▶ [What is asked]: Transcribe every line exactly and omit anything that is a picture.
****
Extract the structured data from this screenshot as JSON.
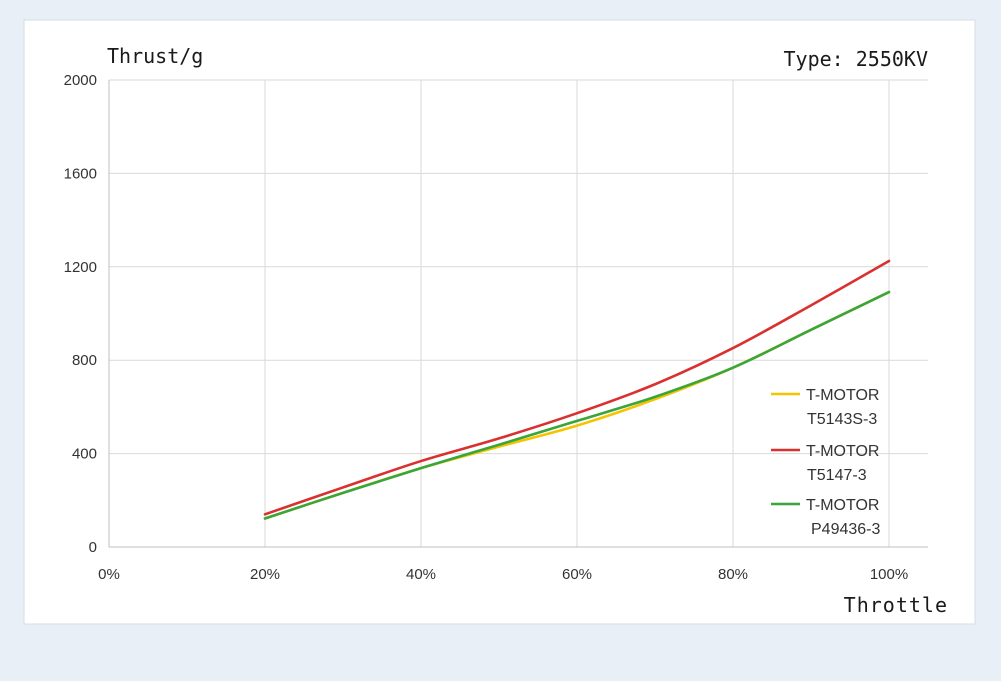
{
  "chart_data": {
    "type": "line",
    "ylabel": "Thrust/g",
    "xlabel": "Throttle",
    "title": "Type: 2550KV",
    "x_ticks": [
      "0%",
      "20%",
      "40%",
      "60%",
      "80%",
      "100%"
    ],
    "y_ticks": [
      "0",
      "400",
      "800",
      "1200",
      "1600",
      "2000"
    ],
    "xlim": [
      0,
      100
    ],
    "ylim": [
      0,
      2000
    ],
    "grid": true,
    "legend_position": "right",
    "x": [
      20,
      30,
      40,
      50,
      60,
      70,
      80,
      90,
      100
    ],
    "series": [
      {
        "name": [
          "T-MOTOR",
          "T5143S-3"
        ],
        "color": "#f5c400",
        "values": [
          122,
          232,
          338,
          430,
          520,
          633,
          768,
          930,
          1092
        ]
      },
      {
        "name": [
          "T-MOTOR",
          "T5147-3"
        ],
        "color": "#d93030",
        "values": [
          140,
          255,
          368,
          465,
          573,
          697,
          852,
          1035,
          1225
        ]
      },
      {
        "name": [
          "T-MOTOR",
          "P49436-3"
        ],
        "color": "#3aa53a",
        "values": [
          122,
          232,
          338,
          438,
          540,
          643,
          768,
          930,
          1092
        ]
      }
    ]
  }
}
****
▶ [Right answer]:
Extract the structured data from this screenshot as JSON.
{
  "chart_data": {
    "type": "line",
    "ylabel": "Thrust/g",
    "xlabel": "Throttle",
    "title": "Type: 2550KV",
    "x_ticks": [
      "0%",
      "20%",
      "40%",
      "60%",
      "80%",
      "100%"
    ],
    "y_ticks": [
      "0",
      "400",
      "800",
      "1200",
      "1600",
      "2000"
    ],
    "xlim": [
      0,
      100
    ],
    "ylim": [
      0,
      2000
    ],
    "grid": true,
    "legend_position": "right",
    "x": [
      20,
      30,
      40,
      50,
      60,
      70,
      80,
      90,
      100
    ],
    "series": [
      {
        "name": [
          "T-MOTOR",
          "T5143S-3"
        ],
        "color": "#f5c400",
        "values": [
          122,
          232,
          338,
          430,
          520,
          633,
          768,
          930,
          1092
        ]
      },
      {
        "name": [
          "T-MOTOR",
          "T5147-3"
        ],
        "color": "#d93030",
        "values": [
          140,
          255,
          368,
          465,
          573,
          697,
          852,
          1035,
          1225
        ]
      },
      {
        "name": [
          "T-MOTOR",
          "P49436-3"
        ],
        "color": "#3aa53a",
        "values": [
          122,
          232,
          338,
          438,
          540,
          643,
          768,
          930,
          1092
        ]
      }
    ]
  }
}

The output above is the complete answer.